AIM:
Restate each entry word for word, leaving nothing out.

THE RECORDS:
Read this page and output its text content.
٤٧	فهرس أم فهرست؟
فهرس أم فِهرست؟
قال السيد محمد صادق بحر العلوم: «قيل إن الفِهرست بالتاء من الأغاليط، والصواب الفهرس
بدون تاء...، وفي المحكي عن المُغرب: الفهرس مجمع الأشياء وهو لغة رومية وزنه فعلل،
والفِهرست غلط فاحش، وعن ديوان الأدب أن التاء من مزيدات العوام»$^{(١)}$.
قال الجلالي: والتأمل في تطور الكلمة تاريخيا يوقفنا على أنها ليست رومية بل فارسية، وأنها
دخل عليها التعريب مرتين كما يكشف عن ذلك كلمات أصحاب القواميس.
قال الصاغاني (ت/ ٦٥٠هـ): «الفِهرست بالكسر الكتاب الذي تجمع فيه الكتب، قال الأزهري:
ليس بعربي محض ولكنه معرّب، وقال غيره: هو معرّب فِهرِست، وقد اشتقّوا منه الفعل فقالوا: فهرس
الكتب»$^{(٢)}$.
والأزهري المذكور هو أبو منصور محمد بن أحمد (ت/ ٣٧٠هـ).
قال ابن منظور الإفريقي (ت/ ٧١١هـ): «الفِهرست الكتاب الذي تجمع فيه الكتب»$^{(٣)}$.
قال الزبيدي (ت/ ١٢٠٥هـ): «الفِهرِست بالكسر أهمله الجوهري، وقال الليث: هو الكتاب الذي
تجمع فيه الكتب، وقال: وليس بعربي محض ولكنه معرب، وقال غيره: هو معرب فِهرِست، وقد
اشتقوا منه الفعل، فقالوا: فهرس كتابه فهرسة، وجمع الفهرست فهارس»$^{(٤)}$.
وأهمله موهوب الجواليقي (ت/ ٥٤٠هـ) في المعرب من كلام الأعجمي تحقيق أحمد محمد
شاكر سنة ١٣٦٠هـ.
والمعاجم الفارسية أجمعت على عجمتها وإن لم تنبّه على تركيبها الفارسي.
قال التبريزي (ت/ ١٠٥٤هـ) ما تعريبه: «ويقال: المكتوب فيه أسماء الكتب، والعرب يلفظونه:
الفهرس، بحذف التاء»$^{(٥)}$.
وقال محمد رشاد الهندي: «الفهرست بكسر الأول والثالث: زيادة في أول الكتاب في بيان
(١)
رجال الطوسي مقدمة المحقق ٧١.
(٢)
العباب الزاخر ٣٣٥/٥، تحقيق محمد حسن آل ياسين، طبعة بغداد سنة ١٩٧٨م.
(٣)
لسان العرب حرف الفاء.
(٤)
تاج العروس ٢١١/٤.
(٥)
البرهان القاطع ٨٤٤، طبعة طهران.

WORKED ANSWER:
Read this page and output its text content.
٤٧	فهرس أم فهرست؟
فهرس أم فِهرست؟
قال السيد محمد صادق بحر العلوم: «قيل إن الفِهرست بالتاء من الأغاليط، والصواب الفهرس
بدون تاء...، وفي المحكي عن المُغرب: الفهرس مجمع الأشياء وهو لغة رومية وزنه فعلل،
والفِهرست غلط فاحش، وعن ديوان الأدب أن التاء من مزيدات العوام»$^{(١)}$.
قال الجلالي: والتأمل في تطور الكلمة تاريخيا يوقفنا على أنها ليست رومية بل فارسية، وأنها
دخل عليها التعريب مرتين كما يكشف عن ذلك كلمات أصحاب القواميس.
قال الصاغاني (ت/ ٦٥٠هـ): «الفِهرست بالكسر الكتاب الذي تجمع فيه الكتب، قال الأزهري:
ليس بعربي محض ولكنه معرّب، وقال غيره: هو معرّب فِهرِست، وقد اشتقّوا منه الفعل فقالوا: فهرس
الكتب»$^{(٢)}$.
والأزهري المذكور هو أبو منصور محمد بن أحمد (ت/ ٣٧٠هـ).
قال ابن منظور الإفريقي (ت/ ٧١١هـ): «الفِهرست الكتاب الذي تجمع فيه الكتب»$^{(٣)}$.
قال الزبيدي (ت/ ١٢٠٥هـ): «الفِهرِست بالكسر أهمله الجوهري، وقال الليث: هو الكتاب الذي
تجمع فيه الكتب، وقال: وليس بعربي محض ولكنه معرب، وقال غيره: هو معرب فِهرِست، وقد
اشتقوا منه الفعل، فقالوا: فهرس كتابه فهرسة، وجمع الفهرست فهارس»$^{(٤)}$.
وأهمله موهوب الجواليقي (ت/ ٥٤٠هـ) في المعرب من كلام الأعجمي تحقيق أحمد محمد
شاكر سنة ١٣٦٠هـ.
والمعاجم الفارسية أجمعت على عجمتها وإن لم تنبّه على تركيبها الفارسي.
قال التبريزي (ت/ ١٠٥٤هـ) ما تعريبه: «ويقال: المكتوب فيه أسماء الكتب، والعرب يلفظونه:
الفهرس، بحذف التاء»$^{(٥)}$.
وقال محمد رشاد الهندي: «الفهرست بكسر الأول والثالث: زيادة في أول الكتاب في بيان
(١)
رجال الطوسي مقدمة المحقق ٧١.
(٢)
العباب الزاخر ٣٣٥/٥، تحقيق محمد حسن آل ياسين، طبعة بغداد سنة ١٩٧٨م.
(٣)
لسان العرب حرف الفاء.
(٤)
تاج العروس ٢١١/٤.
(٥)
البرهان القاطع ٨٤٤، طبعة طهران.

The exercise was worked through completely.